● **SHORT EXERCISE**
Wherever "рассмотрения" appears in a line, list that line.

● **DATA LISTING**
------
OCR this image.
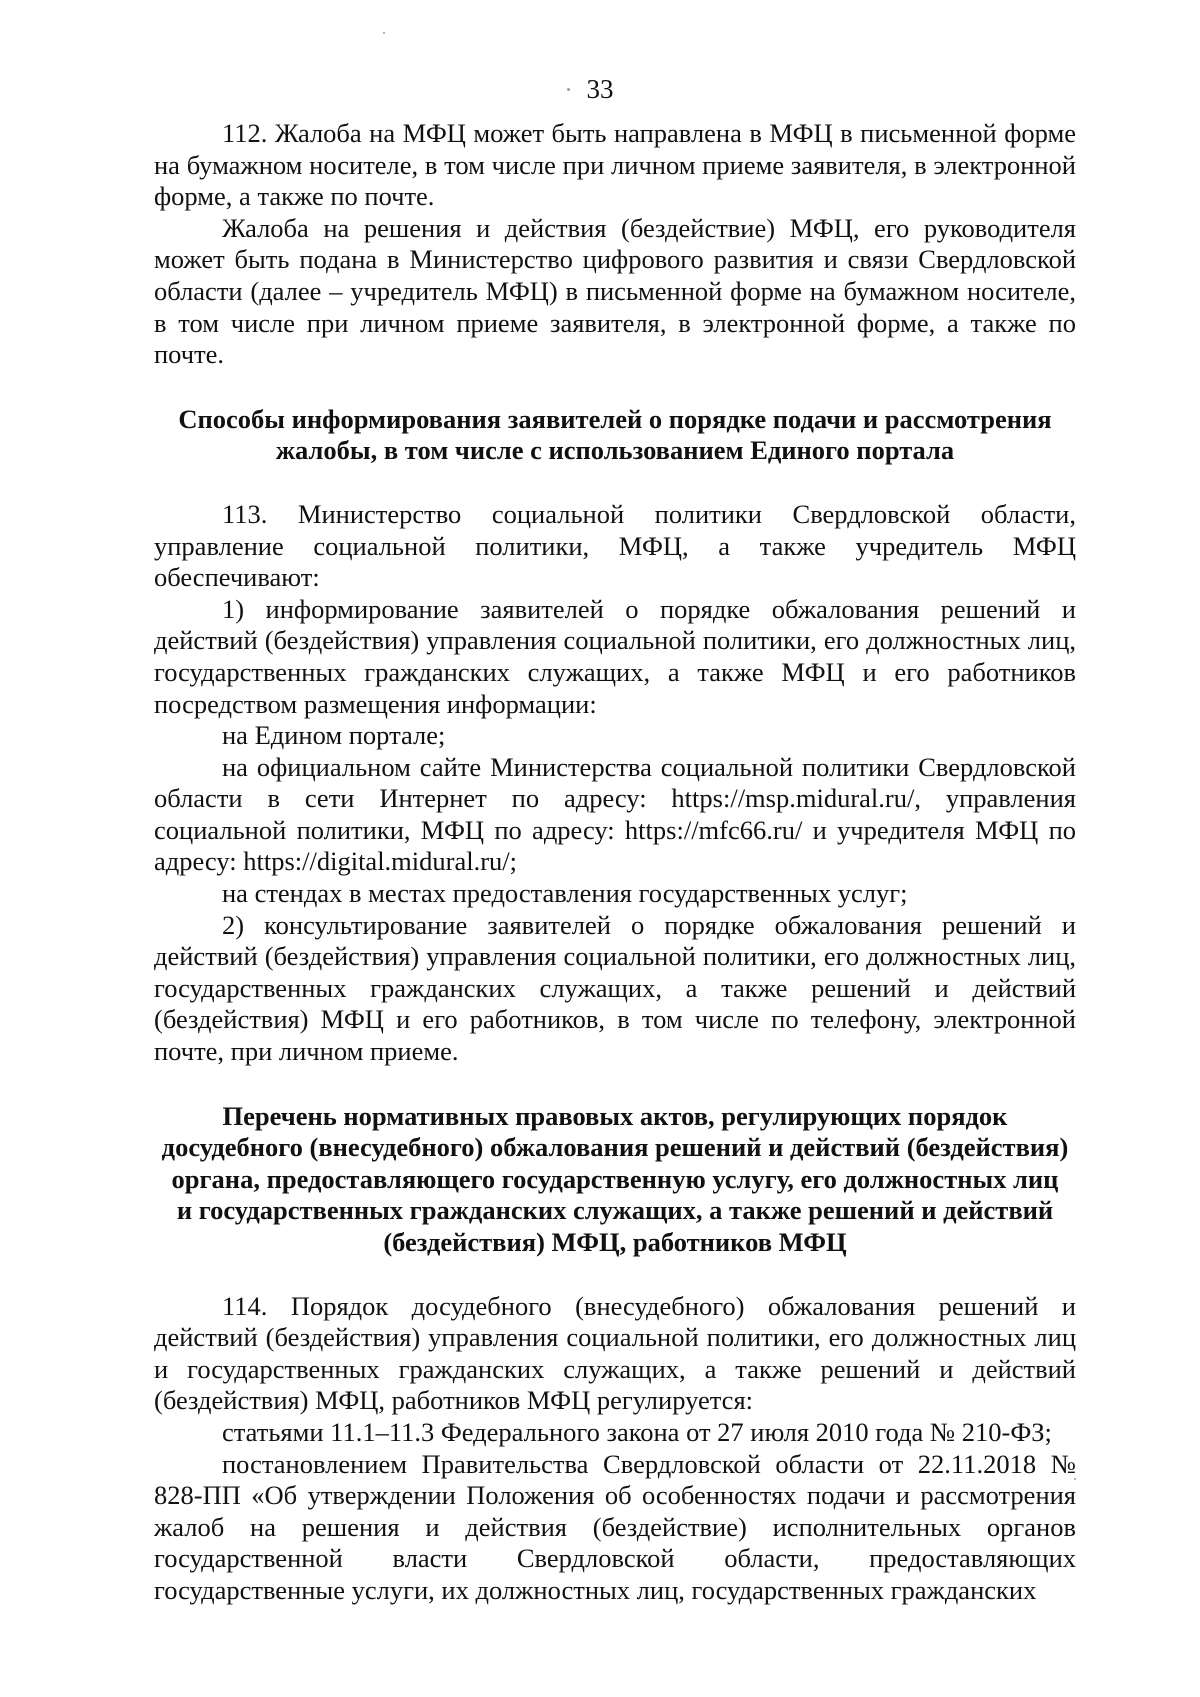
33

112. Жалоба на МФЦ может быть направлена в МФЦ в письменной форме на бумажном носителе, в том числе при личном приеме заявителя, в электронной форме, а также по почте.

Жалоба на решения и действия (бездействие) МФЦ, его руководителя может быть подана в Министерство цифрового развития и связи Свердловской области (далее – учредитель МФЦ) в письменной форме на бумажном носителе, в том числе при личном приеме заявителя, в электронной форме, а также по почте.

Способы информирования заявителей о порядке подачи и рассмотрения
жалобы, в том числе с использованием Единого портала

113. Министерство социальной политики Свердловской области, управление социальной политики, МФЦ, а также учредитель МФЦ обеспечивают:

1) информирование заявителей о порядке обжалования решений и действий (бездействия) управления социальной политики, его должностных лиц, государственных гражданских служащих, а также МФЦ и его работников посредством размещения информации:

на Едином портале;

на официальном сайте Министерства социальной политики Свердловской области в сети Интернет по адресу: https://msp.midural.ru/, управления социальной политики, МФЦ по адресу: https://mfc66.ru/ и учредителя МФЦ по адресу: https://digital.midural.ru/;

на стендах в местах предоставления государственных услуг;

2) консультирование заявителей о порядке обжалования решений и действий (бездействия) управления социальной политики, его должностных лиц, государственных гражданских служащих, а также решений и действий (бездействия) МФЦ и его работников, в том числе по телефону, электронной почте, при личном приеме.

Перечень нормативных правовых актов, регулирующих порядок
досудебного (внесудебного) обжалования решений и действий (бездействия)
органа, предоставляющего государственную услугу, его должностных лиц
и государственных гражданских служащих, а также решений и действий
(бездействия) МФЦ, работников МФЦ

114. Порядок досудебного (внесудебного) обжалования решений и действий (бездействия) управления социальной политики, его должностных лиц и государственных гражданских служащих, а также решений и действий (бездействия) МФЦ, работников МФЦ регулируется:

статьями 11.1–11.3 Федерального закона от 27 июля 2010 года № 210-ФЗ;

постановлением Правительства Свердловской области от 22.11.2018 № 828-ПП «Об утверждении Положения об особенностях подачи и рассмотрения жалоб на решения и действия (бездействие) исполнительных органов государственной власти Свердловской области, предоставляющих государственные услуги, их должностных лиц, государственных гражданских
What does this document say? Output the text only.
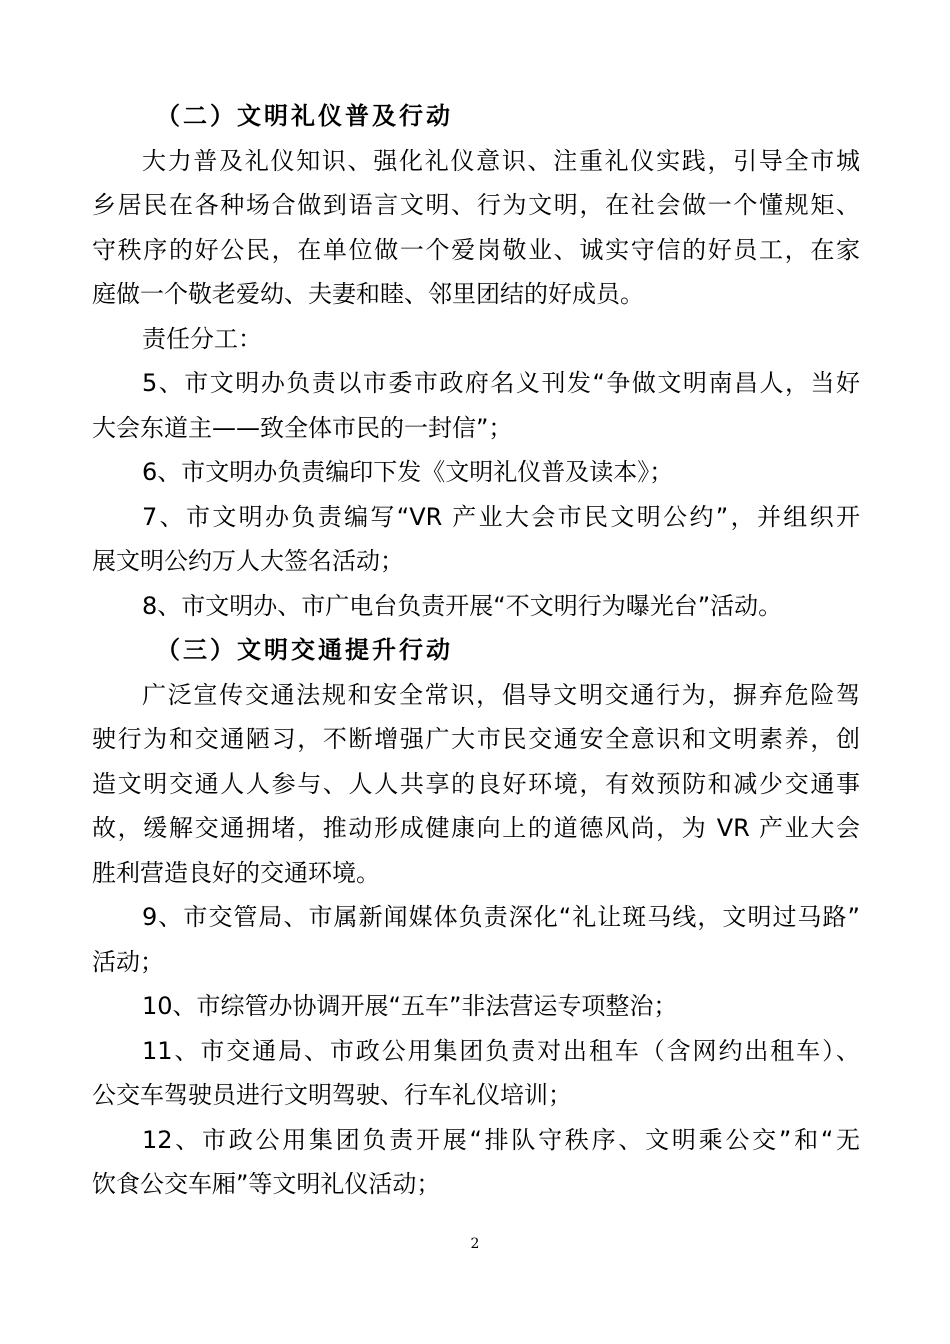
（二）文明礼仪普及行动
大力普及礼仪知识、强化礼仪意识、注重礼仪实践，引导全市城
乡居民在各种场合做到语言文明、行为文明，在社会做一个懂规矩、
守秩序的好公民，在单位做一个爱岗敬业、诚实守信的好员工，在家
庭做一个敬老爱幼、夫妻和睦、邻里团结的好成员。
责任分工：
5、市文明办负责以市委市政府名义刊发“争做文明南昌人，当好
大会东道主——致全体市民的一封信”；
6、市文明办负责编印下发《文明礼仪普及读本》；
7、市文明办负责编写“VR 产业大会市民文明公约”，并组织开
展文明公约万人大签名活动；
8、市文明办、市广电台负责开展“不文明行为曝光台”活动。
（三）文明交通提升行动
广泛宣传交通法规和安全常识，倡导文明交通行为，摒弃危险驾
驶行为和交通陋习，不断增强广大市民交通安全意识和文明素养，创
造文明交通人人参与、人人共享的良好环境，有效预防和减少交通事
故，缓解交通拥堵，推动形成健康向上的道德风尚，为 VR 产业大会
胜利营造良好的交通环境。
9、市交管局、市属新闻媒体负责深化“礼让斑马线，文明过马路”
活动；
10、市综管办协调开展“五车”非法营运专项整治；
11、市交通局、市政公用集团负责对出租车（含网约出租车）、
公交车驾驶员进行文明驾驶、行车礼仪培训；
12、市政公用集团负责开展“排队守秩序、文明乘公交”和“无
饮食公交车厢”等文明礼仪活动；
2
------
● **RESPONSE FOR THIS EXERCISE**
Способы информирования заявителей о порядке подачи и рассмотрения
постановлением Правительства Свердловской области от 22.11.2018 № 828-ПП «Об утверждении Положения об особенностях подачи и рассмотрения жалоб на решения и действия (бездействие) исполнительных органов государственной власти Свердловской области, предоставляющих государственные услуги, их должностных лиц, государственных гражданских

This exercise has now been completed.